-- BEGIN --
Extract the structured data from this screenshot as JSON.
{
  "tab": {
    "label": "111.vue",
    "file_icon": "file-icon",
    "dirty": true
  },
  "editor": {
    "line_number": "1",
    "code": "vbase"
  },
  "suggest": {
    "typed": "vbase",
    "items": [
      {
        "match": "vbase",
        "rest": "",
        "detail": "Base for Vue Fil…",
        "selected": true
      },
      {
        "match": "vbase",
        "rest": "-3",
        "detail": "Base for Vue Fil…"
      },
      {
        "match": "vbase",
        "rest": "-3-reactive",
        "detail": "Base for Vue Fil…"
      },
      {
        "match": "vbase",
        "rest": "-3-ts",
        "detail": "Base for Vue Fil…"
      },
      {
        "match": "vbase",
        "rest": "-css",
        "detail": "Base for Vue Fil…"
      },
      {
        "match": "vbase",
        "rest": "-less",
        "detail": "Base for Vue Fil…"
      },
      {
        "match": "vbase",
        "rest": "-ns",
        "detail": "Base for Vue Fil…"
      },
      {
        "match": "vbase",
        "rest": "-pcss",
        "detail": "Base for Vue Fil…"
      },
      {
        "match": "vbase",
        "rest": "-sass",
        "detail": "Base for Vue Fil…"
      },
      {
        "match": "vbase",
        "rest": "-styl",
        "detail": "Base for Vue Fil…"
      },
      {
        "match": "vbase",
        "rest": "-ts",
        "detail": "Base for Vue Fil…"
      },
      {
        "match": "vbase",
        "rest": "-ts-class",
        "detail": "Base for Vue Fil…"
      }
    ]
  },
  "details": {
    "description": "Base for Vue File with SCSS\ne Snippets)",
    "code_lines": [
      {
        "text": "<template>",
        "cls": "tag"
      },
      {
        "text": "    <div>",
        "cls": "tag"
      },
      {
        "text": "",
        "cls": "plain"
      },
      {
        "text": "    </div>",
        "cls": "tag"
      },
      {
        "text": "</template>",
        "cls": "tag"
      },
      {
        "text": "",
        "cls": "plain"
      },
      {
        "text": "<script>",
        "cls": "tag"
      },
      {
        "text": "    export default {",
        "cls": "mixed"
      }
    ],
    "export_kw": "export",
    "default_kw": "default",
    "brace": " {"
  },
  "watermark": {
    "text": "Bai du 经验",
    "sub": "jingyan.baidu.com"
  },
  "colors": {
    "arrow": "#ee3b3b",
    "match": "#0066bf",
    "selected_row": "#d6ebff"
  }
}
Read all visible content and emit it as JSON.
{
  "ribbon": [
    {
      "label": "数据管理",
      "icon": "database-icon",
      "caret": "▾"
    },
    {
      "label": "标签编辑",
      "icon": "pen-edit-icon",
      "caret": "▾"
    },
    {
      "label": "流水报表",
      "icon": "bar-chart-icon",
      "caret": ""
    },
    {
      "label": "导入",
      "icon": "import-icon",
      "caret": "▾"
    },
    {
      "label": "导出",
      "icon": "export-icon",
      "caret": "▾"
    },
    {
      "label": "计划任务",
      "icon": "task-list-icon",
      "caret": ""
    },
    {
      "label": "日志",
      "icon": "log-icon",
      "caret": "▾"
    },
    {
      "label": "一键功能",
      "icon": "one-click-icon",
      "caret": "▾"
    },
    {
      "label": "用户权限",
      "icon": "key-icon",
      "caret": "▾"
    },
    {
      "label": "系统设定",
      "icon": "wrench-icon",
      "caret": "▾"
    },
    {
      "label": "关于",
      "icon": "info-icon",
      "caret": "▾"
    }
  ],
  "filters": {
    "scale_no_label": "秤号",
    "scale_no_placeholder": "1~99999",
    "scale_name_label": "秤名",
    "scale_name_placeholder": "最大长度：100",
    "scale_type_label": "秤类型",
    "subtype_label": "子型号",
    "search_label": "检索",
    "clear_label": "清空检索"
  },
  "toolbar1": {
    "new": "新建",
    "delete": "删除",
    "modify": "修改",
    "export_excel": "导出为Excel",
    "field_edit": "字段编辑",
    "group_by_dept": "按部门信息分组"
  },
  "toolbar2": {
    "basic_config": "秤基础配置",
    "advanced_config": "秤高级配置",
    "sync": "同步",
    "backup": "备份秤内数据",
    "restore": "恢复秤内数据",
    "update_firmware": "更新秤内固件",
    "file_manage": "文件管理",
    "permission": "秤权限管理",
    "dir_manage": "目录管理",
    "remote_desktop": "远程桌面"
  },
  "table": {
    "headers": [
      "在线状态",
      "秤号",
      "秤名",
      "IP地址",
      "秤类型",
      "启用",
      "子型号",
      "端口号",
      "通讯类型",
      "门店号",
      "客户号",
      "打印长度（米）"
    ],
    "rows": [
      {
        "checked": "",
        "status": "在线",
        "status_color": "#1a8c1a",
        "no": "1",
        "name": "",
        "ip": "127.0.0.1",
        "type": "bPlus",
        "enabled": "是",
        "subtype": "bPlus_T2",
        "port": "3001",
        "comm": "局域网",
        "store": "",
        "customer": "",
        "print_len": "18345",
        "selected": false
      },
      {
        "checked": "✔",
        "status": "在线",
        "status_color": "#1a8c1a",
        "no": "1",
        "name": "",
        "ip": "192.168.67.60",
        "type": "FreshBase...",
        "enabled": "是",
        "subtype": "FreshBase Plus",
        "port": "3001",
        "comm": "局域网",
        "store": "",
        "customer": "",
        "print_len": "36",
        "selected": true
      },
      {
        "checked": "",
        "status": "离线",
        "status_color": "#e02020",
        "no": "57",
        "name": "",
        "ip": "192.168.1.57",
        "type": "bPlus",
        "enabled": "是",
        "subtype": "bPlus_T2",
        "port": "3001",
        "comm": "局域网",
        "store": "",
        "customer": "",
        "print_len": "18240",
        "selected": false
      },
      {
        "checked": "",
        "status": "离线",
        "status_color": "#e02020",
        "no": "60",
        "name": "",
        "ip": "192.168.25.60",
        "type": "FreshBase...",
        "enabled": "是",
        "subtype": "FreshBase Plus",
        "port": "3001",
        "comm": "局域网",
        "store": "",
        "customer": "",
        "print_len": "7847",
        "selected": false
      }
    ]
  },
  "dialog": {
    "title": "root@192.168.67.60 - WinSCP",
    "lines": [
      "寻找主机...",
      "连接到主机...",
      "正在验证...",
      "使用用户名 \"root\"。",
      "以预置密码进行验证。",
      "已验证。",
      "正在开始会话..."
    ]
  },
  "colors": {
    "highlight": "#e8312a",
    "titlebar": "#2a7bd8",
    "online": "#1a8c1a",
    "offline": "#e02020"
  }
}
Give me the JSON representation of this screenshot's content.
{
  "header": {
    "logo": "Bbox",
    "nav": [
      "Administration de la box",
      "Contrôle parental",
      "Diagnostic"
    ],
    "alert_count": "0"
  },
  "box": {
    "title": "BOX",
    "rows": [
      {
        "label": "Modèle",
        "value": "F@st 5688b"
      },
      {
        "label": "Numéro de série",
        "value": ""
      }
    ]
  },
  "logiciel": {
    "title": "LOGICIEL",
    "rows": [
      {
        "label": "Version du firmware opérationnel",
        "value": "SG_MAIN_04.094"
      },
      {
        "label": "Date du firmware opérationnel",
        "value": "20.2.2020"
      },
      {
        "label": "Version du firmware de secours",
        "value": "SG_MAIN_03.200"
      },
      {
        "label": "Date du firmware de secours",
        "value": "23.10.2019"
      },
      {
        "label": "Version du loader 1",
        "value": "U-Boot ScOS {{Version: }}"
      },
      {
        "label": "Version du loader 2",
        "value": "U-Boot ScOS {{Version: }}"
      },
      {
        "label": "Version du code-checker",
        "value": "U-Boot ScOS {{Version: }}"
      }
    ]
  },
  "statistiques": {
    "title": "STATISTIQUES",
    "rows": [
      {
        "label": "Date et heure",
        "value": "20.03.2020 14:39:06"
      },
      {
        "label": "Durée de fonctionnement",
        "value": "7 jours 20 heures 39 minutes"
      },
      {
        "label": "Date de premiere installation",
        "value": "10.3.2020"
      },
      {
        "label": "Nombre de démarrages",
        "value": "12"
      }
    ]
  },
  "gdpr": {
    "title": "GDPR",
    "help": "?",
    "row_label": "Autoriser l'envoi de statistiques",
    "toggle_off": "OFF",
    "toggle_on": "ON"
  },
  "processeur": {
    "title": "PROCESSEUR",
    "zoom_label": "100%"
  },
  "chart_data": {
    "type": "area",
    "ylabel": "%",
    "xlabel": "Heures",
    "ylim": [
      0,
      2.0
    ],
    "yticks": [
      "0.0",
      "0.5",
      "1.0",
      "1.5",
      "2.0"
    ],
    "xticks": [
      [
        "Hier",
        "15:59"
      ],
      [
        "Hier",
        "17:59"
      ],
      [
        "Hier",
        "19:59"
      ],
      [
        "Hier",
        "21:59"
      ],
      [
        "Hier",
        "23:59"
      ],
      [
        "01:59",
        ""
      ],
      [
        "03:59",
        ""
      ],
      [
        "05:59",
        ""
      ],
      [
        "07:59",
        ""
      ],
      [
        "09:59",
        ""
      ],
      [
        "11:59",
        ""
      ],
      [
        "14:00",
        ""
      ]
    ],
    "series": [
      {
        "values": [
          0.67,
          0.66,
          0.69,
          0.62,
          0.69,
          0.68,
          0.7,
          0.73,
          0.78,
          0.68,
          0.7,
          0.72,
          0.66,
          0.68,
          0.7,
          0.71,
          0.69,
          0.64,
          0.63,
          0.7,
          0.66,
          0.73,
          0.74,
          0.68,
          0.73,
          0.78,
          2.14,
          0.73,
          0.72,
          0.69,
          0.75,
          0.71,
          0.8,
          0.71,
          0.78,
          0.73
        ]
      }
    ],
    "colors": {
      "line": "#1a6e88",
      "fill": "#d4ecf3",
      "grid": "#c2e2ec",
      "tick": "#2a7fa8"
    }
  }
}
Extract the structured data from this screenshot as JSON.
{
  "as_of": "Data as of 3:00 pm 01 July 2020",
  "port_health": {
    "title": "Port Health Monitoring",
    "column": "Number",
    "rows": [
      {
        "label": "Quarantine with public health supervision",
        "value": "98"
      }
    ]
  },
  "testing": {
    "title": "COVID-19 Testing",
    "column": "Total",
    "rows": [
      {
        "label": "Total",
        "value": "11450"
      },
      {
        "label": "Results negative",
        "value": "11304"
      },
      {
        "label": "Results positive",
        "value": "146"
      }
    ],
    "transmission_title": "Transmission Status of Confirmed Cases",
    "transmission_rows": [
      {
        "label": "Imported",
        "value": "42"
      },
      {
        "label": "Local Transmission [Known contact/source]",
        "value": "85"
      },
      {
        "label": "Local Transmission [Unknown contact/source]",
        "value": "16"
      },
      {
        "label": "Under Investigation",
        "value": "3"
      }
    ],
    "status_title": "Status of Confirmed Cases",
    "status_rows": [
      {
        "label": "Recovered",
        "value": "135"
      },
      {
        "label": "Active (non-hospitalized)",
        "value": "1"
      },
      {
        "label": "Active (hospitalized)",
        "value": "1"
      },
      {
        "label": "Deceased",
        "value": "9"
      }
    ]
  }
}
-- END --
- [Requirement]:
Identify the lines that hold the word "loader". Copy every one of them.

- [Finished task]:
        "label": "Version du loader 1",
        "label": "Version du loader 2",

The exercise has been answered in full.